— START —

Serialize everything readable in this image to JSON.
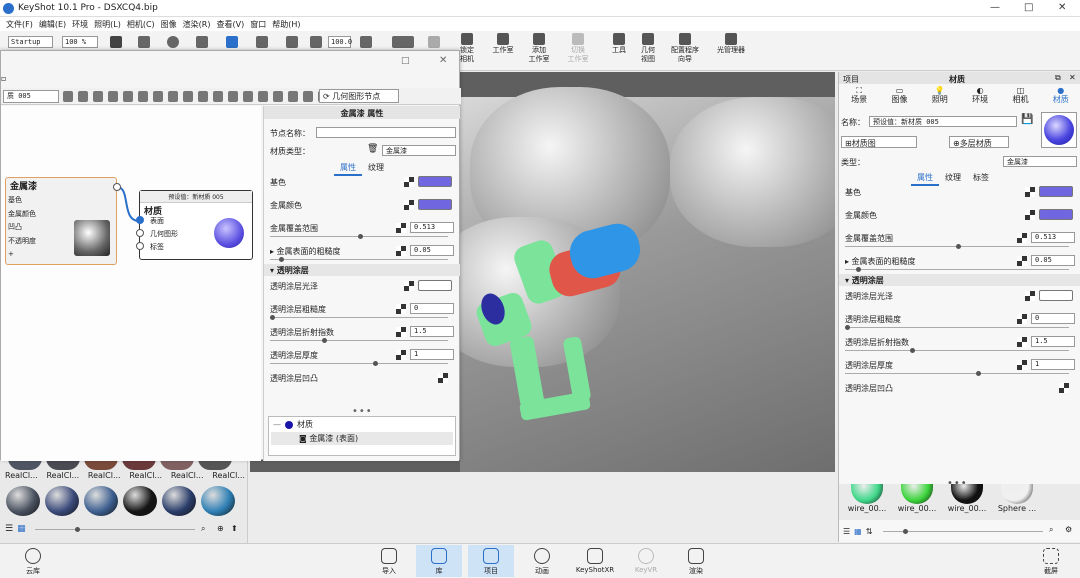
{
  "titlebar": {
    "title": "KeyShot 10.1 Pro  -  DSXCQ4.bip",
    "min": "—",
    "max": "□",
    "close": "✕"
  },
  "menu": [
    "文件(F)",
    "编辑(E)",
    "环境",
    "照明(L)",
    "相机(C)",
    "图像",
    "渲染(R)",
    "查看(V)",
    "窗口",
    "帮助(H)"
  ],
  "toolbar": {
    "startup": "Startup",
    "zoom": "100 %",
    "value": "100.0",
    "buttons": [
      "锁定\n相机",
      "工作室",
      "添加\n工作室",
      "切换\n工作室",
      "工具",
      "几何\n视图",
      "配置程序\n向导",
      "光管理器"
    ]
  },
  "graph_window": {
    "material_field": "质 005",
    "geometry_node_btn": "几何图形节点",
    "node_metal": {
      "title": "金属漆",
      "ports": [
        "基色",
        "金属颜色",
        "凹凸",
        "不透明度",
        "+"
      ]
    },
    "node_material": {
      "header": "预设值：新材质 005",
      "title": "材质",
      "ports": [
        "表面",
        "几何图形",
        "标签"
      ]
    }
  },
  "props": {
    "header": "金属漆 属性",
    "node_name_label": "节点名称：",
    "material_type_label": "材质类型：",
    "material_type": "金属漆",
    "tabs": [
      "属性",
      "纹理"
    ],
    "rows": [
      {
        "label": "基色",
        "kind": "color",
        "color": "#6f66e0"
      },
      {
        "label": "金属颜色",
        "kind": "color",
        "color": "#6f66e0"
      },
      {
        "label": "金属覆盖范围",
        "kind": "value",
        "value": "0.513",
        "pos": 0.51
      },
      {
        "label": "金属表面的粗糙度",
        "kind": "value",
        "value": "0.05",
        "pos": 0.05,
        "expand": true
      }
    ],
    "clearcoat_section": "透明涂层",
    "clearcoat_rows": [
      {
        "label": "透明涂层光泽",
        "kind": "color",
        "color": "#ffffff"
      },
      {
        "label": "透明涂层粗糙度",
        "kind": "value",
        "value": "0",
        "pos": 0.0
      },
      {
        "label": "透明涂层折射指数",
        "kind": "value",
        "value": "1.5",
        "pos": 0.3
      },
      {
        "label": "透明涂层厚度",
        "kind": "value",
        "value": "1",
        "pos": 0.6
      },
      {
        "label": "透明涂层凹凸",
        "kind": "tex"
      }
    ],
    "tree": {
      "root": "材质",
      "child": "金属漆 (表面)"
    }
  },
  "right_panel": {
    "header_left": "项目",
    "header_center": "材质",
    "tabs": [
      "场景",
      "图像",
      "照明",
      "环境",
      "相机",
      "材质"
    ],
    "name_label": "名称：",
    "name_value": "预设值：新材质 005",
    "graph_btn": "材质图",
    "multi_btn": "多层材质",
    "type_label": "类型：",
    "type_value": "金属漆",
    "subtabs": [
      "属性",
      "纹理",
      "标签"
    ],
    "rows": [
      {
        "label": "基色",
        "kind": "color",
        "color": "#6f66e0"
      },
      {
        "label": "金属颜色",
        "kind": "color",
        "color": "#6f66e0"
      },
      {
        "label": "金属覆盖范围",
        "kind": "value",
        "value": "0.513",
        "pos": 0.51
      },
      {
        "label": "金属表面的粗糙度",
        "kind": "value",
        "value": "0.05",
        "pos": 0.05,
        "expand": true
      }
    ],
    "clearcoat_section": "透明涂层",
    "clearcoat_rows": [
      {
        "label": "透明涂层光泽",
        "kind": "color",
        "color": "#ffffff"
      },
      {
        "label": "透明涂层粗糙度",
        "kind": "value",
        "value": "0",
        "pos": 0.0
      },
      {
        "label": "透明涂层折射指数",
        "kind": "value",
        "value": "1.5",
        "pos": 0.3
      },
      {
        "label": "透明涂层厚度",
        "kind": "value",
        "value": "1",
        "pos": 0.6
      },
      {
        "label": "透明涂层凹凸",
        "kind": "tex"
      }
    ],
    "library": [
      {
        "name": "wire_00...",
        "color": "#3fd88a"
      },
      {
        "name": "wire_00...",
        "color": "#3bd43b"
      },
      {
        "name": "wire_00...",
        "color": "#111111"
      },
      {
        "name": "Sphere ...",
        "color": "#f0f0f0"
      }
    ]
  },
  "left_library": {
    "items": [
      {
        "name": "RealCl...",
        "color": "#4a5260"
      },
      {
        "name": "RealCl...",
        "color": "#3a4a7a"
      },
      {
        "name": "RealCl...",
        "color": "#3d5f90"
      },
      {
        "name": "RealCl...",
        "color": "#151515"
      },
      {
        "name": "RealCl...",
        "color": "#2a3d6a"
      },
      {
        "name": "RealCl...",
        "color": "#2e7fb5"
      }
    ]
  },
  "bottombar": {
    "library_left": "云库",
    "items": [
      "导入",
      "库",
      "项目",
      "动画",
      "KeyShotXR",
      "KeyVR",
      "渲染"
    ],
    "right": "截屏"
  }
}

— END —

**Goal:**
Without the pictures, restate all of the entries above verbatim.

**Correct result:**
Serialize everything readable in this image to JSON.
{
  "titlebar": {
    "title": "KeyShot 10.1 Pro  -  DSXCQ4.bip",
    "min": "—",
    "max": "□",
    "close": "✕"
  },
  "menu": [
    "文件(F)",
    "编辑(E)",
    "环境",
    "照明(L)",
    "相机(C)",
    "图像",
    "渲染(R)",
    "查看(V)",
    "窗口",
    "帮助(H)"
  ],
  "toolbar": {
    "startup": "Startup",
    "zoom": "100 %",
    "value": "100.0",
    "buttons": [
      "锁定\n相机",
      "工作室",
      "添加\n工作室",
      "切换\n工作室",
      "工具",
      "几何\n视图",
      "配置程序\n向导",
      "光管理器"
    ]
  },
  "graph_window": {
    "material_field": "质 005",
    "geometry_node_btn": "几何图形节点",
    "node_metal": {
      "title": "金属漆",
      "ports": [
        "基色",
        "金属颜色",
        "凹凸",
        "不透明度",
        "+"
      ]
    },
    "node_material": {
      "header": "预设值：新材质 005",
      "title": "材质",
      "ports": [
        "表面",
        "几何图形",
        "标签"
      ]
    }
  },
  "props": {
    "header": "金属漆 属性",
    "node_name_label": "节点名称：",
    "material_type_label": "材质类型：",
    "material_type": "金属漆",
    "tabs": [
      "属性",
      "纹理"
    ],
    "rows": [
      {
        "label": "基色",
        "kind": "color",
        "color": "#6f66e0"
      },
      {
        "label": "金属颜色",
        "kind": "color",
        "color": "#6f66e0"
      },
      {
        "label": "金属覆盖范围",
        "kind": "value",
        "value": "0.513",
        "pos": 0.51
      },
      {
        "label": "金属表面的粗糙度",
        "kind": "value",
        "value": "0.05",
        "pos": 0.05,
        "expand": true
      }
    ],
    "clearcoat_section": "透明涂层",
    "clearcoat_rows": [
      {
        "label": "透明涂层光泽",
        "kind": "color",
        "color": "#ffffff"
      },
      {
        "label": "透明涂层粗糙度",
        "kind": "value",
        "value": "0",
        "pos": 0.0
      },
      {
        "label": "透明涂层折射指数",
        "kind": "value",
        "value": "1.5",
        "pos": 0.3
      },
      {
        "label": "透明涂层厚度",
        "kind": "value",
        "value": "1",
        "pos": 0.6
      },
      {
        "label": "透明涂层凹凸",
        "kind": "tex"
      }
    ],
    "tree": {
      "root": "材质",
      "child": "金属漆 (表面)"
    }
  },
  "right_panel": {
    "header_left": "项目",
    "header_center": "材质",
    "tabs": [
      "场景",
      "图像",
      "照明",
      "环境",
      "相机",
      "材质"
    ],
    "name_label": "名称：",
    "name_value": "预设值：新材质 005",
    "graph_btn": "材质图",
    "multi_btn": "多层材质",
    "type_label": "类型：",
    "type_value": "金属漆",
    "subtabs": [
      "属性",
      "纹理",
      "标签"
    ],
    "rows": [
      {
        "label": "基色",
        "kind": "color",
        "color": "#6f66e0"
      },
      {
        "label": "金属颜色",
        "kind": "color",
        "color": "#6f66e0"
      },
      {
        "label": "金属覆盖范围",
        "kind": "value",
        "value": "0.513",
        "pos": 0.51
      },
      {
        "label": "金属表面的粗糙度",
        "kind": "value",
        "value": "0.05",
        "pos": 0.05,
        "expand": true
      }
    ],
    "clearcoat_section": "透明涂层",
    "clearcoat_rows": [
      {
        "label": "透明涂层光泽",
        "kind": "color",
        "color": "#ffffff"
      },
      {
        "label": "透明涂层粗糙度",
        "kind": "value",
        "value": "0",
        "pos": 0.0
      },
      {
        "label": "透明涂层折射指数",
        "kind": "value",
        "value": "1.5",
        "pos": 0.3
      },
      {
        "label": "透明涂层厚度",
        "kind": "value",
        "value": "1",
        "pos": 0.6
      },
      {
        "label": "透明涂层凹凸",
        "kind": "tex"
      }
    ],
    "library": [
      {
        "name": "wire_00...",
        "color": "#3fd88a"
      },
      {
        "name": "wire_00...",
        "color": "#3bd43b"
      },
      {
        "name": "wire_00...",
        "color": "#111111"
      },
      {
        "name": "Sphere ...",
        "color": "#f0f0f0"
      }
    ]
  },
  "left_library": {
    "items": [
      {
        "name": "RealCl...",
        "color": "#4a5260"
      },
      {
        "name": "RealCl...",
        "color": "#3a4a7a"
      },
      {
        "name": "RealCl...",
        "color": "#3d5f90"
      },
      {
        "name": "RealCl...",
        "color": "#151515"
      },
      {
        "name": "RealCl...",
        "color": "#2a3d6a"
      },
      {
        "name": "RealCl...",
        "color": "#2e7fb5"
      }
    ]
  },
  "bottombar": {
    "library_left": "云库",
    "items": [
      "导入",
      "库",
      "项目",
      "动画",
      "KeyShotXR",
      "KeyVR",
      "渲染"
    ],
    "right": "截屏"
  }
}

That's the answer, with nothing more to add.